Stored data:
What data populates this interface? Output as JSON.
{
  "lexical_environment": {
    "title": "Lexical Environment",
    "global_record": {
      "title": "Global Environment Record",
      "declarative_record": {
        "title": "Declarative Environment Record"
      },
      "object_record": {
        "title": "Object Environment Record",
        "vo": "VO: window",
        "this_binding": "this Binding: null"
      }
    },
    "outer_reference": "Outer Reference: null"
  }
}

Goal: Check each line of the entries above for the word "null". List the ones that have it.

Written response:
        "this_binding": "this Binding: null"
    "outer_reference": "Outer Reference: null"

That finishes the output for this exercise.